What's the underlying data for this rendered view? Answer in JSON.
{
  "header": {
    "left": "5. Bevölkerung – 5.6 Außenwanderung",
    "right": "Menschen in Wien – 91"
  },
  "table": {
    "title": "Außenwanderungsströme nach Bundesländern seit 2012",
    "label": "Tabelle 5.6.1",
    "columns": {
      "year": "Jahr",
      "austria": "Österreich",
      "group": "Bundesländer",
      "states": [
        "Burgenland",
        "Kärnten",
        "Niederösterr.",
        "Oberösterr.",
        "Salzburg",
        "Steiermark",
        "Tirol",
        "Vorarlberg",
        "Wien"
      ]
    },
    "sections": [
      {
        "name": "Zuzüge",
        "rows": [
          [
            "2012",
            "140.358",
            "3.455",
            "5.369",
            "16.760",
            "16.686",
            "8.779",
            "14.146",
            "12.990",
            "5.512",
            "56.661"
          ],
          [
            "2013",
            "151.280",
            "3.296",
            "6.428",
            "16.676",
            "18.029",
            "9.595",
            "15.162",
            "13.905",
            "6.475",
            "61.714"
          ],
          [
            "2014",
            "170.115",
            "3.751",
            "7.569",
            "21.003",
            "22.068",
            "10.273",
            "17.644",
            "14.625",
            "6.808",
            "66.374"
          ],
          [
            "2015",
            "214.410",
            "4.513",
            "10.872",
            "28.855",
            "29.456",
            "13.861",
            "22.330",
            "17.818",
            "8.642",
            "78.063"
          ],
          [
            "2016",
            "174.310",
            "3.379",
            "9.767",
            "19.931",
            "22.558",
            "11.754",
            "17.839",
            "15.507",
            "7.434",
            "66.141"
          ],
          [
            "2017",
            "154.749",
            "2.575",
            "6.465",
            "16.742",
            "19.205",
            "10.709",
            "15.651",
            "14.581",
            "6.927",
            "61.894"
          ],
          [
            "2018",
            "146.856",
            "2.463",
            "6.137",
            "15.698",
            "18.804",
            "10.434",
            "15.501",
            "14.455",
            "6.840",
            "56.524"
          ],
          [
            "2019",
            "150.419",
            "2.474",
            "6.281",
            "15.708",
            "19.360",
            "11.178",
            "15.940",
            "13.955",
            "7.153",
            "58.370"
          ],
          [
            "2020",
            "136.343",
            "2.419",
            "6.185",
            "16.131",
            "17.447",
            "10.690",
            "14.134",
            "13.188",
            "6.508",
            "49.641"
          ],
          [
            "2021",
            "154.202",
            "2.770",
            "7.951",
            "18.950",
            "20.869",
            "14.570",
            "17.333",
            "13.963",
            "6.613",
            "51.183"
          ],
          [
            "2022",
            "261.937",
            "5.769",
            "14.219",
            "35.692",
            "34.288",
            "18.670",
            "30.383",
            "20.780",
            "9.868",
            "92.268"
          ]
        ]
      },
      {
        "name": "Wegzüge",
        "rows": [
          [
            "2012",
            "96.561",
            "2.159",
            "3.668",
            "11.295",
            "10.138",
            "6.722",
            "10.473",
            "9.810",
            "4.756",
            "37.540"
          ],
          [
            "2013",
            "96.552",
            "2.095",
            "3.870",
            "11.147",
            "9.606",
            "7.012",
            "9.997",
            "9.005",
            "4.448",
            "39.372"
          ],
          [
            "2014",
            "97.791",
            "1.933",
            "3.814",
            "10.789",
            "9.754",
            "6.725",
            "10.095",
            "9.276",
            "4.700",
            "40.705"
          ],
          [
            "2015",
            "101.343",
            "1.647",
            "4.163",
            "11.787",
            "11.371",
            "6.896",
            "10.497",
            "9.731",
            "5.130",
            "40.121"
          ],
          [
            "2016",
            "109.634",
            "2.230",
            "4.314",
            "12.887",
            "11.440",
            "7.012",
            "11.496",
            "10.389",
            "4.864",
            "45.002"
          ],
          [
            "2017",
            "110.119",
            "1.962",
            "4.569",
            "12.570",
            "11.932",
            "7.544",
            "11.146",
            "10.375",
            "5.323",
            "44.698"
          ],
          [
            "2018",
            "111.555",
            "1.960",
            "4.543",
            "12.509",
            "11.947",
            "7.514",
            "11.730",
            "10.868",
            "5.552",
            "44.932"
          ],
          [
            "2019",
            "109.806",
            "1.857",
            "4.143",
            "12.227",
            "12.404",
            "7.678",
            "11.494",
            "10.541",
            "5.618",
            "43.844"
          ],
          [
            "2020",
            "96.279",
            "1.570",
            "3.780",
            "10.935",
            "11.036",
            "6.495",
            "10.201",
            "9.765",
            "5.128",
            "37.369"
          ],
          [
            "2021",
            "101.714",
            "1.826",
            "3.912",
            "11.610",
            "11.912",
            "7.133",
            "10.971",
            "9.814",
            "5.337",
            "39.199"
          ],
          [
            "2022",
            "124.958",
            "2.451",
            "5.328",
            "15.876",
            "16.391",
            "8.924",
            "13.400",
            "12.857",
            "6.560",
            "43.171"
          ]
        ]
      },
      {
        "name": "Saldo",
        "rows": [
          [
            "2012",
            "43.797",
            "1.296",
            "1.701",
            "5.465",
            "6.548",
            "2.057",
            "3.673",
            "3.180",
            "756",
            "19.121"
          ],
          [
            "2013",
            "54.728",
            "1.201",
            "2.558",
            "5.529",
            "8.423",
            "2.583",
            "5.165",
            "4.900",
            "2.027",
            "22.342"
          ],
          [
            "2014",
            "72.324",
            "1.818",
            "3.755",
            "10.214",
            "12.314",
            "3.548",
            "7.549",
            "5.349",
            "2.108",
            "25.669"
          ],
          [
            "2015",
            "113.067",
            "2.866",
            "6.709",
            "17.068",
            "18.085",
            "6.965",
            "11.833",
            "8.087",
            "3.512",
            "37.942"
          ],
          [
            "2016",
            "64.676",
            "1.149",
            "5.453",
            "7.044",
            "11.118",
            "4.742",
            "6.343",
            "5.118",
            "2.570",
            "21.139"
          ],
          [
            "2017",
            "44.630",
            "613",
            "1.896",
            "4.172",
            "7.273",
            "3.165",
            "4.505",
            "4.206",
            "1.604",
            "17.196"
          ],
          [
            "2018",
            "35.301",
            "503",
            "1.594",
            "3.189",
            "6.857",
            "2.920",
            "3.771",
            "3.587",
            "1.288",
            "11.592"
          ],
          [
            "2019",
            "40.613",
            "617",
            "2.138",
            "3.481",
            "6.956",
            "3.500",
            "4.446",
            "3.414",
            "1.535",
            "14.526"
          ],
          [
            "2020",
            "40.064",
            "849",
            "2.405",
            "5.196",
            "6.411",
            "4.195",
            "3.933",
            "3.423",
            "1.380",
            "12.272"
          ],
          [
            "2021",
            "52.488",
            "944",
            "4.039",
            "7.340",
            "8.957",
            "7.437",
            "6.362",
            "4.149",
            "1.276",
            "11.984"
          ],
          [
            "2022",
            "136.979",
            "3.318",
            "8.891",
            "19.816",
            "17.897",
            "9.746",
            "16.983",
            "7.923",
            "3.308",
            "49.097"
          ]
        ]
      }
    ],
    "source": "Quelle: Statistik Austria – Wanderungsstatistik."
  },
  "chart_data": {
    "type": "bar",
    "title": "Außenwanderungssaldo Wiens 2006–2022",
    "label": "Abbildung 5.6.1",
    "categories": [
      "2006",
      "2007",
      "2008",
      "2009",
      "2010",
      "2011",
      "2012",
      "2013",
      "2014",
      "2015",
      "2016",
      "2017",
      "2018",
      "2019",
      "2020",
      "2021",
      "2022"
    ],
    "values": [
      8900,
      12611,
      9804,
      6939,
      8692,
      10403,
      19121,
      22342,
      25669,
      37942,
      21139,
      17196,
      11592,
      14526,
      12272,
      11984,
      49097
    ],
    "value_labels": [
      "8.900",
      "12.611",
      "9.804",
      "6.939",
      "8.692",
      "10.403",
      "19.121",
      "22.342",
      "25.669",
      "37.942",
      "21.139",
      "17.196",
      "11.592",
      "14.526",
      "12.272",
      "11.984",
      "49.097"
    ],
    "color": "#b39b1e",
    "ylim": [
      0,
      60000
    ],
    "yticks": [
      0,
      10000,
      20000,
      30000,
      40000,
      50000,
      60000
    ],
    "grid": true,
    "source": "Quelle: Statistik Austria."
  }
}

PROBLEM
Look for the word "Statistik" in every line of the listing and copy the lines that have it.

THE COMPLETED TASK
    "source": "Quelle: Statistik Austria – Wanderungsstatistik."
    "source": "Quelle: Statistik Austria."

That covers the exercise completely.